INSTRUCTION:
Please quote every line word for word.

=== TASK MATERIAL ===

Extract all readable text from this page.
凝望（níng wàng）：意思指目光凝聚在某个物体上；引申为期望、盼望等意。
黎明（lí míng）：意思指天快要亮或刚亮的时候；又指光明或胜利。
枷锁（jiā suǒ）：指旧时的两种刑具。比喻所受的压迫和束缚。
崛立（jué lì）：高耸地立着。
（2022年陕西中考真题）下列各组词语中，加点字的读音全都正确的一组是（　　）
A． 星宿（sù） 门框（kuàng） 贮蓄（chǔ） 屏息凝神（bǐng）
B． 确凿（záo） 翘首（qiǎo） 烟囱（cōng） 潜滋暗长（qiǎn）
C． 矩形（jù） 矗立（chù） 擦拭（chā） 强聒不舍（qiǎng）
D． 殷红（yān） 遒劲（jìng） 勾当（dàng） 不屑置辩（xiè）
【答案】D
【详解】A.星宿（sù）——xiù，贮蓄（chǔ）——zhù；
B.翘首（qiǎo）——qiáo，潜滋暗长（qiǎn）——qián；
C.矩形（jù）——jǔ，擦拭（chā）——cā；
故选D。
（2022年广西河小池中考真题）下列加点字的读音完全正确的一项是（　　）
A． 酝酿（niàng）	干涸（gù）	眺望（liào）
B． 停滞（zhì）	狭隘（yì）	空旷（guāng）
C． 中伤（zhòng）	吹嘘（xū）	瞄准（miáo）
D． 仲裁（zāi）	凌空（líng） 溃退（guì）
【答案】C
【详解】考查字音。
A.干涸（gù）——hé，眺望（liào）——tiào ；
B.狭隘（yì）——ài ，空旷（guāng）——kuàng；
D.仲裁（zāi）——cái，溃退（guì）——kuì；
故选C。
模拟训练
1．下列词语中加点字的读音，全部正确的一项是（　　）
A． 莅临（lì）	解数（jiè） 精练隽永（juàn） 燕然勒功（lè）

===

ANSWER TO THIS EXERCISE:
Extract all readable text from this page.
凝望（níng wàng）：意思指目光凝聚在某个物体上；引申为期望、盼望等意。
黎明（lí míng）：意思指天快要亮或刚亮的时候；又指光明或胜利。
枷锁（jiā suǒ）：指旧时的两种刑具。比喻所受的压迫和束缚。
崛立（jué lì）：高耸地立着。
（2022年陕西中考真题）下列各组词语中，加点字的读音全都正确的一组是（　　）
A． 星宿（sù） 门框（kuàng） 贮蓄（chǔ） 屏息凝神（bǐng）
B． 确凿（záo） 翘首（qiǎo） 烟囱（cōng） 潜滋暗长（qiǎn）
C． 矩形（jù） 矗立（chù） 擦拭（chā） 强聒不舍（qiǎng）
D． 殷红（yān） 遒劲（jìng） 勾当（dàng） 不屑置辩（xiè）
【答案】D
【详解】A.星宿（sù）——xiù，贮蓄（chǔ）——zhù；
B.翘首（qiǎo）——qiáo，潜滋暗长（qiǎn）——qián；
C.矩形（jù）——jǔ，擦拭（chā）——cā；
故选D。
（2022年广西河小池中考真题）下列加点字的读音完全正确的一项是（　　）
A． 酝酿（niàng）	干涸（gù）	眺望（liào）
B． 停滞（zhì）	狭隘（yì）	空旷（guāng）
C． 中伤（zhòng）	吹嘘（xū）	瞄准（miáo）
D． 仲裁（zāi）	凌空（líng） 溃退（guì）
【答案】C
【详解】考查字音。
A.干涸（gù）——hé，眺望（liào）——tiào ；
B.狭隘（yì）——ài ，空旷（guāng）——kuàng；
D.仲裁（zāi）——cái，溃退（guì）——kuì；
故选C。
模拟训练
1．下列词语中加点字的读音，全部正确的一项是（　　）
A． 莅临（lì）	解数（jiè） 精练隽永（juàn） 燕然勒功（lè）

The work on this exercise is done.